Raw data:
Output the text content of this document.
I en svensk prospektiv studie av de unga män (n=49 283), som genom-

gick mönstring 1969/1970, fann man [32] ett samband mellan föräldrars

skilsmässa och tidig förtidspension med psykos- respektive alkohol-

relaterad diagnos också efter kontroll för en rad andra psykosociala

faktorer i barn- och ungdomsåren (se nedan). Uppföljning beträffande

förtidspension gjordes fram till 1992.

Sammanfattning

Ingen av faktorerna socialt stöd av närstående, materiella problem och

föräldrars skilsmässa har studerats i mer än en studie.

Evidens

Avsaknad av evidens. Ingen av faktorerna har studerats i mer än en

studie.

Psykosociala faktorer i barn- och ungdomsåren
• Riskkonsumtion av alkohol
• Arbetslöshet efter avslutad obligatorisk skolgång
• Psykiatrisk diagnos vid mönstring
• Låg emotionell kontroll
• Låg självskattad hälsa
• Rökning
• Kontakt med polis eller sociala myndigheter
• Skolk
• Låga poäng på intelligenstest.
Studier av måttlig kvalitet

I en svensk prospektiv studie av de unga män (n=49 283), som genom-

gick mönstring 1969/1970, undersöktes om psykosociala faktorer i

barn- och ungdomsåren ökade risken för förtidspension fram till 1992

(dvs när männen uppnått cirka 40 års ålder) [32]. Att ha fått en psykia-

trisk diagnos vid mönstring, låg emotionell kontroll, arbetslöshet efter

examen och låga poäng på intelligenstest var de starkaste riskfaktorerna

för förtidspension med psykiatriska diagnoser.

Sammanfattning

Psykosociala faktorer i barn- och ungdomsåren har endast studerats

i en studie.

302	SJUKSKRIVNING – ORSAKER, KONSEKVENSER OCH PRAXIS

What to produce:
Line by line, retype all the entries exactly as they are shown.

Written solution:
Output the text content of this document.
I en svensk prospektiv studie av de unga män (n=49 283), som genom-

gick mönstring 1969/1970, fann man [32] ett samband mellan föräldrars

skilsmässa och tidig förtidspension med psykos- respektive alkohol-

relaterad diagnos också efter kontroll för en rad andra psykosociala

faktorer i barn- och ungdomsåren (se nedan). Uppföljning beträffande

förtidspension gjordes fram till 1992.

Sammanfattning

Ingen av faktorerna socialt stöd av närstående, materiella problem och

föräldrars skilsmässa har studerats i mer än en studie.

Evidens

Avsaknad av evidens. Ingen av faktorerna har studerats i mer än en

studie.

Psykosociala faktorer i barn- och ungdomsåren
• Riskkonsumtion av alkohol
• Arbetslöshet efter avslutad obligatorisk skolgång
• Psykiatrisk diagnos vid mönstring
• Låg emotionell kontroll
• Låg självskattad hälsa
• Rökning
• Kontakt med polis eller sociala myndigheter
• Skolk
• Låga poäng på intelligenstest.
Studier av måttlig kvalitet

I en svensk prospektiv studie av de unga män (n=49 283), som genom-

gick mönstring 1969/1970, undersöktes om psykosociala faktorer i

barn- och ungdomsåren ökade risken för förtidspension fram till 1992

(dvs när männen uppnått cirka 40 års ålder) [32]. Att ha fått en psykia-

trisk diagnos vid mönstring, låg emotionell kontroll, arbetslöshet efter

examen och låga poäng på intelligenstest var de starkaste riskfaktorerna

för förtidspension med psykiatriska diagnoser.

Sammanfattning

Psykosociala faktorer i barn- och ungdomsåren har endast studerats

i en studie.

302	SJUKSKRIVNING – ORSAKER, KONSEKVENSER OCH PRAXIS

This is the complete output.